What you need to do: Repeat each line exactly as it is written.

Information given:

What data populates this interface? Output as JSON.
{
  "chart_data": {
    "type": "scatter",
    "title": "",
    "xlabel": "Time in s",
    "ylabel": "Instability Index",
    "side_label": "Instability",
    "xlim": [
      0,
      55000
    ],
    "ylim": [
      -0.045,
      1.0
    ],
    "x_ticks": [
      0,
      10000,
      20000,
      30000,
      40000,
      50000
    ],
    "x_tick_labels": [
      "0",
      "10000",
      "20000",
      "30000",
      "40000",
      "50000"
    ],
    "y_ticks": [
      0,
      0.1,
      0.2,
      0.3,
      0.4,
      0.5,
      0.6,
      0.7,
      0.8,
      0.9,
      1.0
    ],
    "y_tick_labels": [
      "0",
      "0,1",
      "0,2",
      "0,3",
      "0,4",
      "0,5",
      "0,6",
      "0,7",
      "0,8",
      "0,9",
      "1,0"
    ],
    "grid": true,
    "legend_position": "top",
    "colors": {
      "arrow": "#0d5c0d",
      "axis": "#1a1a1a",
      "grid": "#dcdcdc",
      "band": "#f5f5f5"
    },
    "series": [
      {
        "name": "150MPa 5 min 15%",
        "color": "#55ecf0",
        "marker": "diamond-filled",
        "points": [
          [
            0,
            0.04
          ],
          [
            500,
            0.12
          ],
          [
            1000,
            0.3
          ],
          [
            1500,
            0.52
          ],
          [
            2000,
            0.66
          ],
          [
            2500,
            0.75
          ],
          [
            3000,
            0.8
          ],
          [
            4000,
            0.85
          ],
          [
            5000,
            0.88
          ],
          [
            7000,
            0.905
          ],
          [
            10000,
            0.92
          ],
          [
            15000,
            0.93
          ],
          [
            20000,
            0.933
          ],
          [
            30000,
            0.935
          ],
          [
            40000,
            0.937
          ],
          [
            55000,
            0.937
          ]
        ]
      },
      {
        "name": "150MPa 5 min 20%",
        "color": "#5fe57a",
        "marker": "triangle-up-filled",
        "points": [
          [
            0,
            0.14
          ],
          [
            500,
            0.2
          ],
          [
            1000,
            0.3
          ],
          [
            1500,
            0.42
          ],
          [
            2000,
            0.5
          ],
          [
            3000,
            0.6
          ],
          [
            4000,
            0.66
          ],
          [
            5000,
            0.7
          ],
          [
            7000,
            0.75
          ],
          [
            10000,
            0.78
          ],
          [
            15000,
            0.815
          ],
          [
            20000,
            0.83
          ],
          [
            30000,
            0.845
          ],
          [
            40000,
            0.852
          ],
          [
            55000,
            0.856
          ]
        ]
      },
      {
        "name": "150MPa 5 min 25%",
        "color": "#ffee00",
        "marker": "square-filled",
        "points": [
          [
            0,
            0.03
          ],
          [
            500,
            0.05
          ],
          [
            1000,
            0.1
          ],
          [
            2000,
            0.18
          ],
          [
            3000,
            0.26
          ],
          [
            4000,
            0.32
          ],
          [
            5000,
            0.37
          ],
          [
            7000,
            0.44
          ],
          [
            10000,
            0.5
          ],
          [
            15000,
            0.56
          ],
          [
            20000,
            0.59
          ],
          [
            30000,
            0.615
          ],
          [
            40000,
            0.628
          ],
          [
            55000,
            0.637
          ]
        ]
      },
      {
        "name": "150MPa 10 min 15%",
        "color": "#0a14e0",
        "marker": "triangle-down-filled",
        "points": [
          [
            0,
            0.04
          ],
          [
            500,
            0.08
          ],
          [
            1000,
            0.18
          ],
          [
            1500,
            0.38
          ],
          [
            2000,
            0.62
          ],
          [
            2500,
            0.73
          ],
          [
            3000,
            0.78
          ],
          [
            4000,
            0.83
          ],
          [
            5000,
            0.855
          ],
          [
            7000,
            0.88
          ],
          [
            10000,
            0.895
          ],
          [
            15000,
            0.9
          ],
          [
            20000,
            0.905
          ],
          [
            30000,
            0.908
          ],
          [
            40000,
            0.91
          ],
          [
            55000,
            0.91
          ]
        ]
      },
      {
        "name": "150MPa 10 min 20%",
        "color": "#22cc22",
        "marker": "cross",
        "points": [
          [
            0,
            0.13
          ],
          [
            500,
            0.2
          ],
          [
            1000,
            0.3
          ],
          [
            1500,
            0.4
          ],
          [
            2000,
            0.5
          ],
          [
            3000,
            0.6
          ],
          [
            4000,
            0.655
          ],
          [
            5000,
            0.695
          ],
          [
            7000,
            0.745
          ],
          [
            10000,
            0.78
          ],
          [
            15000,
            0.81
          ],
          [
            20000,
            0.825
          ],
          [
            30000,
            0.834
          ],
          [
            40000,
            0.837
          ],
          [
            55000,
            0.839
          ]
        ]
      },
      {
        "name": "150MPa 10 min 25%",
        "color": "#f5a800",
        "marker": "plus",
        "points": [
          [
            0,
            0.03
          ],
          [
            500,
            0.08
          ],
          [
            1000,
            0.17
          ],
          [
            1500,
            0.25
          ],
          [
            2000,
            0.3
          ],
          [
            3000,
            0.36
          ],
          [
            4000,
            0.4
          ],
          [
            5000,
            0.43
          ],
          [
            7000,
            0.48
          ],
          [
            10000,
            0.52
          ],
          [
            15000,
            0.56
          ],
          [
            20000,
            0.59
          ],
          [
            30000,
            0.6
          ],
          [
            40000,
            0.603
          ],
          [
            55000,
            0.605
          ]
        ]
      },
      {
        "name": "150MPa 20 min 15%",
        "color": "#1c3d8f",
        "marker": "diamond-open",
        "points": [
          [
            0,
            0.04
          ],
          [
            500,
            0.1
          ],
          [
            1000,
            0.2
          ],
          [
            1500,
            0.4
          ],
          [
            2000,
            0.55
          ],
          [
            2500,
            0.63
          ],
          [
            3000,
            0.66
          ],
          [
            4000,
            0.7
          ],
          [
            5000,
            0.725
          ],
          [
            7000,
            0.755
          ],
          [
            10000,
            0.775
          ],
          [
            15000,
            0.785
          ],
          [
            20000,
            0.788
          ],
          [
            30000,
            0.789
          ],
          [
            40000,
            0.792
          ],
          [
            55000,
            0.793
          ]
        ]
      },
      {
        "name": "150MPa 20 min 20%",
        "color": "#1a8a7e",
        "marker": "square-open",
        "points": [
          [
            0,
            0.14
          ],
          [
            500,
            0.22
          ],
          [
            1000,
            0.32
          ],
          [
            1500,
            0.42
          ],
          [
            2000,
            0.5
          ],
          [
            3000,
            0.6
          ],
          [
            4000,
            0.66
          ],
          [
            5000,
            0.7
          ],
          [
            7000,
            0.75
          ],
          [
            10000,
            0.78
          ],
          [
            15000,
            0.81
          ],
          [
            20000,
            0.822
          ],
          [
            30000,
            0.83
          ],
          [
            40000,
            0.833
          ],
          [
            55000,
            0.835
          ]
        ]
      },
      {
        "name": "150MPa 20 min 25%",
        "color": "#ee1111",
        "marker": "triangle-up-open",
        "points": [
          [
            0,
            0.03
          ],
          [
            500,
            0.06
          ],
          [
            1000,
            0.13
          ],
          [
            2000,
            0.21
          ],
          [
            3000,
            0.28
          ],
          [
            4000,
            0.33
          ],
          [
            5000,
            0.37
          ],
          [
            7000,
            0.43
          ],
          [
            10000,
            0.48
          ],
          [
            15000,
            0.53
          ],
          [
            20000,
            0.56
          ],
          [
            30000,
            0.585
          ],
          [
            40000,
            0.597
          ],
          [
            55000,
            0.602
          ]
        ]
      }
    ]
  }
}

Complete response:
What data populates this interface? Output as JSON.
{
  "chart_data": {
    "type": "scatter",
    "title": "",
    "xlabel": "Time in s",
    "ylabel": "Instability Index",
    "side_label": "Instability",
    "xlim": [
      0,
      55000
    ],
    "ylim": [
      -0.045,
      1.0
    ],
    "x_ticks": [
      0,
      10000,
      20000,
      30000,
      40000,
      50000
    ],
    "x_tick_labels": [
      "0",
      "10000",
      "20000",
      "30000",
      "40000",
      "50000"
    ],
    "y_ticks": [
      0,
      0.1,
      0.2,
      0.3,
      0.4,
      0.5,
      0.6,
      0.7,
      0.8,
      0.9,
      1.0
    ],
    "y_tick_labels": [
      "0",
      "0,1",
      "0,2",
      "0,3",
      "0,4",
      "0,5",
      "0,6",
      "0,7",
      "0,8",
      "0,9",
      "1,0"
    ],
    "grid": true,
    "legend_position": "top",
    "colors": {
      "arrow": "#0d5c0d",
      "axis": "#1a1a1a",
      "grid": "#dcdcdc",
      "band": "#f5f5f5"
    },
    "series": [
      {
        "name": "150MPa 5 min 15%",
        "color": "#55ecf0",
        "marker": "diamond-filled",
        "points": [
          [
            0,
            0.04
          ],
          [
            500,
            0.12
          ],
          [
            1000,
            0.3
          ],
          [
            1500,
            0.52
          ],
          [
            2000,
            0.66
          ],
          [
            2500,
            0.75
          ],
          [
            3000,
            0.8
          ],
          [
            4000,
            0.85
          ],
          [
            5000,
            0.88
          ],
          [
            7000,
            0.905
          ],
          [
            10000,
            0.92
          ],
          [
            15000,
            0.93
          ],
          [
            20000,
            0.933
          ],
          [
            30000,
            0.935
          ],
          [
            40000,
            0.937
          ],
          [
            55000,
            0.937
          ]
        ]
      },
      {
        "name": "150MPa 5 min 20%",
        "color": "#5fe57a",
        "marker": "triangle-up-filled",
        "points": [
          [
            0,
            0.14
          ],
          [
            500,
            0.2
          ],
          [
            1000,
            0.3
          ],
          [
            1500,
            0.42
          ],
          [
            2000,
            0.5
          ],
          [
            3000,
            0.6
          ],
          [
            4000,
            0.66
          ],
          [
            5000,
            0.7
          ],
          [
            7000,
            0.75
          ],
          [
            10000,
            0.78
          ],
          [
            15000,
            0.815
          ],
          [
            20000,
            0.83
          ],
          [
            30000,
            0.845
          ],
          [
            40000,
            0.852
          ],
          [
            55000,
            0.856
          ]
        ]
      },
      {
        "name": "150MPa 5 min 25%",
        "color": "#ffee00",
        "marker": "square-filled",
        "points": [
          [
            0,
            0.03
          ],
          [
            500,
            0.05
          ],
          [
            1000,
            0.1
          ],
          [
            2000,
            0.18
          ],
          [
            3000,
            0.26
          ],
          [
            4000,
            0.32
          ],
          [
            5000,
            0.37
          ],
          [
            7000,
            0.44
          ],
          [
            10000,
            0.5
          ],
          [
            15000,
            0.56
          ],
          [
            20000,
            0.59
          ],
          [
            30000,
            0.615
          ],
          [
            40000,
            0.628
          ],
          [
            55000,
            0.637
          ]
        ]
      },
      {
        "name": "150MPa 10 min 15%",
        "color": "#0a14e0",
        "marker": "triangle-down-filled",
        "points": [
          [
            0,
            0.04
          ],
          [
            500,
            0.08
          ],
          [
            1000,
            0.18
          ],
          [
            1500,
            0.38
          ],
          [
            2000,
            0.62
          ],
          [
            2500,
            0.73
          ],
          [
            3000,
            0.78
          ],
          [
            4000,
            0.83
          ],
          [
            5000,
            0.855
          ],
          [
            7000,
            0.88
          ],
          [
            10000,
            0.895
          ],
          [
            15000,
            0.9
          ],
          [
            20000,
            0.905
          ],
          [
            30000,
            0.908
          ],
          [
            40000,
            0.91
          ],
          [
            55000,
            0.91
          ]
        ]
      },
      {
        "name": "150MPa 10 min 20%",
        "color": "#22cc22",
        "marker": "cross",
        "points": [
          [
            0,
            0.13
          ],
          [
            500,
            0.2
          ],
          [
            1000,
            0.3
          ],
          [
            1500,
            0.4
          ],
          [
            2000,
            0.5
          ],
          [
            3000,
            0.6
          ],
          [
            4000,
            0.655
          ],
          [
            5000,
            0.695
          ],
          [
            7000,
            0.745
          ],
          [
            10000,
            0.78
          ],
          [
            15000,
            0.81
          ],
          [
            20000,
            0.825
          ],
          [
            30000,
            0.834
          ],
          [
            40000,
            0.837
          ],
          [
            55000,
            0.839
          ]
        ]
      },
      {
        "name": "150MPa 10 min 25%",
        "color": "#f5a800",
        "marker": "plus",
        "points": [
          [
            0,
            0.03
          ],
          [
            500,
            0.08
          ],
          [
            1000,
            0.17
          ],
          [
            1500,
            0.25
          ],
          [
            2000,
            0.3
          ],
          [
            3000,
            0.36
          ],
          [
            4000,
            0.4
          ],
          [
            5000,
            0.43
          ],
          [
            7000,
            0.48
          ],
          [
            10000,
            0.52
          ],
          [
            15000,
            0.56
          ],
          [
            20000,
            0.59
          ],
          [
            30000,
            0.6
          ],
          [
            40000,
            0.603
          ],
          [
            55000,
            0.605
          ]
        ]
      },
      {
        "name": "150MPa 20 min 15%",
        "color": "#1c3d8f",
        "marker": "diamond-open",
        "points": [
          [
            0,
            0.04
          ],
          [
            500,
            0.1
          ],
          [
            1000,
            0.2
          ],
          [
            1500,
            0.4
          ],
          [
            2000,
            0.55
          ],
          [
            2500,
            0.63
          ],
          [
            3000,
            0.66
          ],
          [
            4000,
            0.7
          ],
          [
            5000,
            0.725
          ],
          [
            7000,
            0.755
          ],
          [
            10000,
            0.775
          ],
          [
            15000,
            0.785
          ],
          [
            20000,
            0.788
          ],
          [
            30000,
            0.789
          ],
          [
            40000,
            0.792
          ],
          [
            55000,
            0.793
          ]
        ]
      },
      {
        "name": "150MPa 20 min 20%",
        "color": "#1a8a7e",
        "marker": "square-open",
        "points": [
          [
            0,
            0.14
          ],
          [
            500,
            0.22
          ],
          [
            1000,
            0.32
          ],
          [
            1500,
            0.42
          ],
          [
            2000,
            0.5
          ],
          [
            3000,
            0.6
          ],
          [
            4000,
            0.66
          ],
          [
            5000,
            0.7
          ],
          [
            7000,
            0.75
          ],
          [
            10000,
            0.78
          ],
          [
            15000,
            0.81
          ],
          [
            20000,
            0.822
          ],
          [
            30000,
            0.83
          ],
          [
            40000,
            0.833
          ],
          [
            55000,
            0.835
          ]
        ]
      },
      {
        "name": "150MPa 20 min 25%",
        "color": "#ee1111",
        "marker": "triangle-up-open",
        "points": [
          [
            0,
            0.03
          ],
          [
            500,
            0.06
          ],
          [
            1000,
            0.13
          ],
          [
            2000,
            0.21
          ],
          [
            3000,
            0.28
          ],
          [
            4000,
            0.33
          ],
          [
            5000,
            0.37
          ],
          [
            7000,
            0.43
          ],
          [
            10000,
            0.48
          ],
          [
            15000,
            0.53
          ],
          [
            20000,
            0.56
          ],
          [
            30000,
            0.585
          ],
          [
            40000,
            0.597
          ],
          [
            55000,
            0.602
          ]
        ]
      }
    ]
  }
}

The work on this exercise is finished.